▸ **Your task**
The data below should be restated word for word, with every picture omitted.
--- START Dataset records ---
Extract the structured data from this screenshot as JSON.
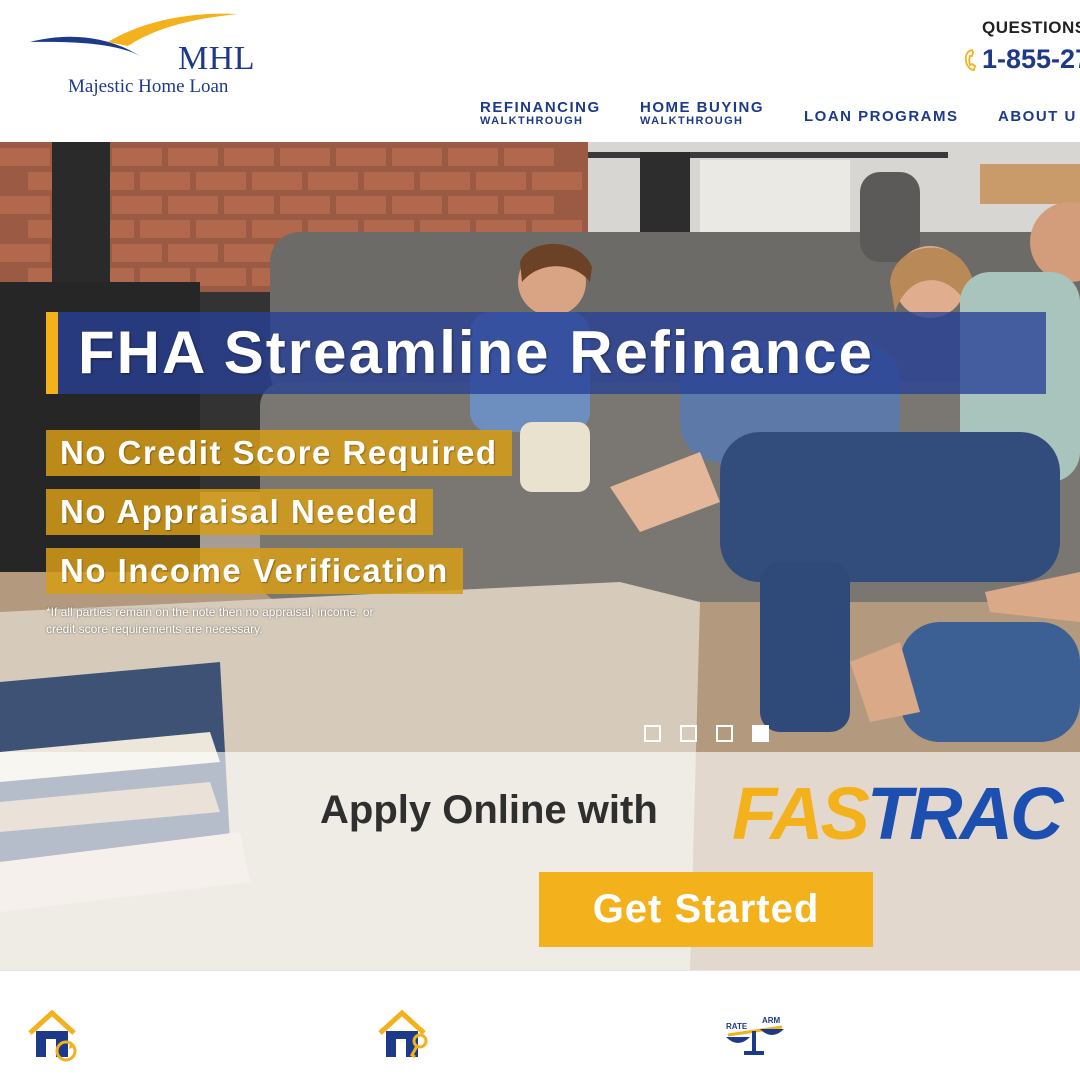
{
  "brand": {
    "logo_abbr": "MHL",
    "logo_name": "Majestic Home Loan",
    "logo_icon": "swoosh-logo-icon"
  },
  "contact": {
    "questions_label": "QUESTIONS",
    "phone": "1-855-27",
    "phone_icon": "phone-icon"
  },
  "nav": {
    "refinancing_line1": "REFINANCING",
    "refinancing_line2": "WALKTHROUGH",
    "home_buying_line1": "HOME BUYING",
    "home_buying_line2": "WALKTHROUGH",
    "loan_programs": "LOAN PROGRAMS",
    "about": "ABOUT U"
  },
  "hero": {
    "headline": "FHA Streamline Refinance",
    "benefits": [
      "No Credit Score Required",
      "No Appraisal Needed",
      "No Income Verification"
    ],
    "disclaimer": "*If all parties remain on the note then no appraisal, income, or credit score requirements are necessary.",
    "slides_total": 4,
    "slide_active": 4
  },
  "cta": {
    "apply_text": "Apply Online with",
    "fastrac_part1": "FAS",
    "fastrac_part2": "TRAC",
    "button_label": "Get Started"
  },
  "features": {
    "icons": [
      "house-refresh-icon",
      "house-key-icon",
      "rate-arm-scale-icon"
    ],
    "scale_labels": [
      "RATE",
      "ARM"
    ]
  },
  "colors": {
    "navy": "#1d3a8a",
    "gold": "#f3b11c",
    "blue_accent": "#1d4fb0"
  }
}
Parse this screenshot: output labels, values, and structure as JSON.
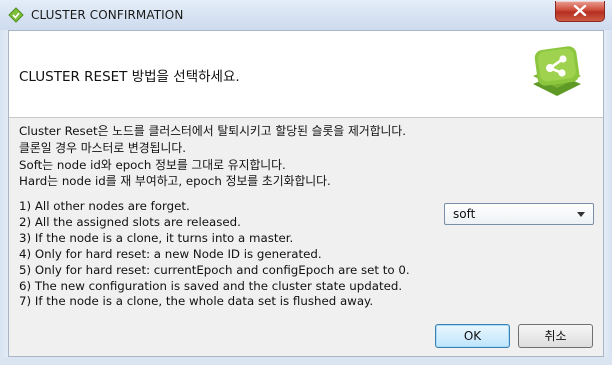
{
  "window": {
    "title": "CLUSTER CONFIRMATION",
    "close_icon": "close-icon",
    "app_icon": "app-diamond-icon"
  },
  "header": {
    "title": "CLUSTER RESET 방법을 선택하세요.",
    "logo_icon": "cluster-share-logo-icon"
  },
  "description": {
    "lines": [
      "Cluster Reset은 노드를 클러스터에서 탈퇴시키고 할당된 슬롯을 제거합니다.",
      "클론일 경우 마스터로 변경됩니다.",
      "Soft는 node id와 epoch 정보를 그대로 유지합니다.",
      "Hard는 node id를 재 부여하고, epoch 정보를 초기화합니다."
    ]
  },
  "steps": [
    "1) All other nodes are forget.",
    "2) All the assigned slots are released.",
    "3) If the node is a clone, it turns into a master.",
    "4) Only for hard reset: a new Node ID is generated.",
    "5) Only for hard reset: currentEpoch and configEpoch are set to 0.",
    "6) The new configuration is saved and the cluster state updated.",
    "7) If the node is a clone, the whole data set is flushed away."
  ],
  "reset_mode": {
    "selected": "soft"
  },
  "buttons": {
    "ok": "OK",
    "cancel": "취소"
  },
  "colors": {
    "logo_green": "#8cc63f",
    "close_red": "#c9402f",
    "ok_border": "#3c7fb1"
  }
}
--- END Dataset records ---
▸ **Final answer**
Extract the structured data from this screenshot as JSON.
{
  "brand": {
    "logo_abbr": "MHL",
    "logo_name": "Majestic Home Loan",
    "logo_icon": "swoosh-logo-icon"
  },
  "contact": {
    "questions_label": "QUESTIONS",
    "phone": "1-855-27",
    "phone_icon": "phone-icon"
  },
  "nav": {
    "refinancing_line1": "REFINANCING",
    "refinancing_line2": "WALKTHROUGH",
    "home_buying_line1": "HOME BUYING",
    "home_buying_line2": "WALKTHROUGH",
    "loan_programs": "LOAN PROGRAMS",
    "about": "ABOUT U"
  },
  "hero": {
    "headline": "FHA Streamline Refinance",
    "benefits": [
      "No Credit Score Required",
      "No Appraisal Needed",
      "No Income Verification"
    ],
    "disclaimer": "*If all parties remain on the note then no appraisal, income, or credit score requirements are necessary.",
    "slides_total": 4,
    "slide_active": 4
  },
  "cta": {
    "apply_text": "Apply Online with",
    "fastrac_part1": "FAS",
    "fastrac_part2": "TRAC",
    "button_label": "Get Started"
  },
  "features": {
    "icons": [
      "house-refresh-icon",
      "house-key-icon",
      "rate-arm-scale-icon"
    ],
    "scale_labels": [
      "RATE",
      "ARM"
    ]
  },
  "colors": {
    "navy": "#1d3a8a",
    "gold": "#f3b11c",
    "blue_accent": "#1d4fb0"
  }
}
Parse this screenshot: output labels, values, and structure as JSON.
{
  "window": {
    "title": "CLUSTER CONFIRMATION",
    "close_icon": "close-icon",
    "app_icon": "app-diamond-icon"
  },
  "header": {
    "title": "CLUSTER RESET 방법을 선택하세요.",
    "logo_icon": "cluster-share-logo-icon"
  },
  "description": {
    "lines": [
      "Cluster Reset은 노드를 클러스터에서 탈퇴시키고 할당된 슬롯을 제거합니다.",
      "클론일 경우 마스터로 변경됩니다.",
      "Soft는 node id와 epoch 정보를 그대로 유지합니다.",
      "Hard는 node id를 재 부여하고, epoch 정보를 초기화합니다."
    ]
  },
  "steps": [
    "1) All other nodes are forget.",
    "2) All the assigned slots are released.",
    "3) If the node is a clone, it turns into a master.",
    "4) Only for hard reset: a new Node ID is generated.",
    "5) Only for hard reset: currentEpoch and configEpoch are set to 0.",
    "6) The new configuration is saved and the cluster state updated.",
    "7) If the node is a clone, the whole data set is flushed away."
  ],
  "reset_mode": {
    "selected": "soft"
  },
  "buttons": {
    "ok": "OK",
    "cancel": "취소"
  },
  "colors": {
    "logo_green": "#8cc63f",
    "close_red": "#c9402f",
    "ok_border": "#3c7fb1"
  }
}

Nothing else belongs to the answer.